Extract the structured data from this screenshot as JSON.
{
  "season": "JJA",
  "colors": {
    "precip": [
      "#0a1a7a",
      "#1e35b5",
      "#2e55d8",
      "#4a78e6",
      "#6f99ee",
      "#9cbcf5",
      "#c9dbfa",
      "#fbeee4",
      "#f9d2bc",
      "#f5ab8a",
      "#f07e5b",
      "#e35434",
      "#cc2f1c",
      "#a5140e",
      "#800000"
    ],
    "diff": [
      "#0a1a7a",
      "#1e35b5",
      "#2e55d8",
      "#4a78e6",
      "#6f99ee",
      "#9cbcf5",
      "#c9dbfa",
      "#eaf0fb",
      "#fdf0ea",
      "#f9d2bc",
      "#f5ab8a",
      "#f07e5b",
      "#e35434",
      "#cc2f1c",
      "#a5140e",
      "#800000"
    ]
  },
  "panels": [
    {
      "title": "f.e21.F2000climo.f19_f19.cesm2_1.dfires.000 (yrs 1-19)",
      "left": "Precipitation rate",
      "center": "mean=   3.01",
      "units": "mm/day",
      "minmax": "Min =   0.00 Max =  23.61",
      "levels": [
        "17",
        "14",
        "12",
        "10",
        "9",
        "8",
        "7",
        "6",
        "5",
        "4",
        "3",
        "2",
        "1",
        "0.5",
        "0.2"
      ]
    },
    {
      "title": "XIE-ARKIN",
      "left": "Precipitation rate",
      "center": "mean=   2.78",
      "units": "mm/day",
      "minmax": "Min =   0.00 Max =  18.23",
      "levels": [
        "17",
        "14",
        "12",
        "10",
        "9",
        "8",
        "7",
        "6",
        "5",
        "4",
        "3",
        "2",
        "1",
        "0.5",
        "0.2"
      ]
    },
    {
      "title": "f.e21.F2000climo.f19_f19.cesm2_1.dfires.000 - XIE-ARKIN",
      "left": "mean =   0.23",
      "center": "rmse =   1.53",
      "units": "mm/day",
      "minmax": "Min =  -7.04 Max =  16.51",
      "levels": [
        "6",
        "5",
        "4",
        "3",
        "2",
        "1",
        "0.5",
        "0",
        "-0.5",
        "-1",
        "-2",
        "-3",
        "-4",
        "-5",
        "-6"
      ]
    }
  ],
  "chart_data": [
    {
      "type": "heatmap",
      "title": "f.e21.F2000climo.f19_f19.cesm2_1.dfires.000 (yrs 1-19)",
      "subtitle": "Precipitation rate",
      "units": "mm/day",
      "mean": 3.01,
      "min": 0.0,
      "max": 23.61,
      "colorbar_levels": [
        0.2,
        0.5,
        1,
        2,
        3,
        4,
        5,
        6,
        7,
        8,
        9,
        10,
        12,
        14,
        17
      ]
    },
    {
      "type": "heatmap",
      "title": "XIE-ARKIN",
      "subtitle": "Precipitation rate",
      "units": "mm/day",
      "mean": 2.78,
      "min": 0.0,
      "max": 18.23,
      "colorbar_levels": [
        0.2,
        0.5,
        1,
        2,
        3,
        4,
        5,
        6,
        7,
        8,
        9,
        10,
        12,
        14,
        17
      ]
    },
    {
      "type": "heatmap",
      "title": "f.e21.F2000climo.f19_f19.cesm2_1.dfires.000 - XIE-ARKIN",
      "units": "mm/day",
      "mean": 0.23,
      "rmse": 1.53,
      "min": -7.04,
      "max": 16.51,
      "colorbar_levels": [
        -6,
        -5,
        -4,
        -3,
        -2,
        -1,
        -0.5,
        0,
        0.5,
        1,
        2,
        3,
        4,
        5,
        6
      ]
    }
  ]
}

----

*Problem description*: Restate all of the entries exactly, please.

*Task solution*:
Extract the structured data from this screenshot as JSON.
{
  "season": "JJA",
  "colors": {
    "precip": [
      "#0a1a7a",
      "#1e35b5",
      "#2e55d8",
      "#4a78e6",
      "#6f99ee",
      "#9cbcf5",
      "#c9dbfa",
      "#fbeee4",
      "#f9d2bc",
      "#f5ab8a",
      "#f07e5b",
      "#e35434",
      "#cc2f1c",
      "#a5140e",
      "#800000"
    ],
    "diff": [
      "#0a1a7a",
      "#1e35b5",
      "#2e55d8",
      "#4a78e6",
      "#6f99ee",
      "#9cbcf5",
      "#c9dbfa",
      "#eaf0fb",
      "#fdf0ea",
      "#f9d2bc",
      "#f5ab8a",
      "#f07e5b",
      "#e35434",
      "#cc2f1c",
      "#a5140e",
      "#800000"
    ]
  },
  "panels": [
    {
      "title": "f.e21.F2000climo.f19_f19.cesm2_1.dfires.000 (yrs 1-19)",
      "left": "Precipitation rate",
      "center": "mean=   3.01",
      "units": "mm/day",
      "minmax": "Min =   0.00 Max =  23.61",
      "levels": [
        "17",
        "14",
        "12",
        "10",
        "9",
        "8",
        "7",
        "6",
        "5",
        "4",
        "3",
        "2",
        "1",
        "0.5",
        "0.2"
      ]
    },
    {
      "title": "XIE-ARKIN",
      "left": "Precipitation rate",
      "center": "mean=   2.78",
      "units": "mm/day",
      "minmax": "Min =   0.00 Max =  18.23",
      "levels": [
        "17",
        "14",
        "12",
        "10",
        "9",
        "8",
        "7",
        "6",
        "5",
        "4",
        "3",
        "2",
        "1",
        "0.5",
        "0.2"
      ]
    },
    {
      "title": "f.e21.F2000climo.f19_f19.cesm2_1.dfires.000 - XIE-ARKIN",
      "left": "mean =   0.23",
      "center": "rmse =   1.53",
      "units": "mm/day",
      "minmax": "Min =  -7.04 Max =  16.51",
      "levels": [
        "6",
        "5",
        "4",
        "3",
        "2",
        "1",
        "0.5",
        "0",
        "-0.5",
        "-1",
        "-2",
        "-3",
        "-4",
        "-5",
        "-6"
      ]
    }
  ],
  "chart_data": [
    {
      "type": "heatmap",
      "title": "f.e21.F2000climo.f19_f19.cesm2_1.dfires.000 (yrs 1-19)",
      "subtitle": "Precipitation rate",
      "units": "mm/day",
      "mean": 3.01,
      "min": 0.0,
      "max": 23.61,
      "colorbar_levels": [
        0.2,
        0.5,
        1,
        2,
        3,
        4,
        5,
        6,
        7,
        8,
        9,
        10,
        12,
        14,
        17
      ]
    },
    {
      "type": "heatmap",
      "title": "XIE-ARKIN",
      "subtitle": "Precipitation rate",
      "units": "mm/day",
      "mean": 2.78,
      "min": 0.0,
      "max": 18.23,
      "colorbar_levels": [
        0.2,
        0.5,
        1,
        2,
        3,
        4,
        5,
        6,
        7,
        8,
        9,
        10,
        12,
        14,
        17
      ]
    },
    {
      "type": "heatmap",
      "title": "f.e21.F2000climo.f19_f19.cesm2_1.dfires.000 - XIE-ARKIN",
      "units": "mm/day",
      "mean": 0.23,
      "rmse": 1.53,
      "min": -7.04,
      "max": 16.51,
      "colorbar_levels": [
        -6,
        -5,
        -4,
        -3,
        -2,
        -1,
        -0.5,
        0,
        0.5,
        1,
        2,
        3,
        4,
        5,
        6
      ]
    }
  ]
}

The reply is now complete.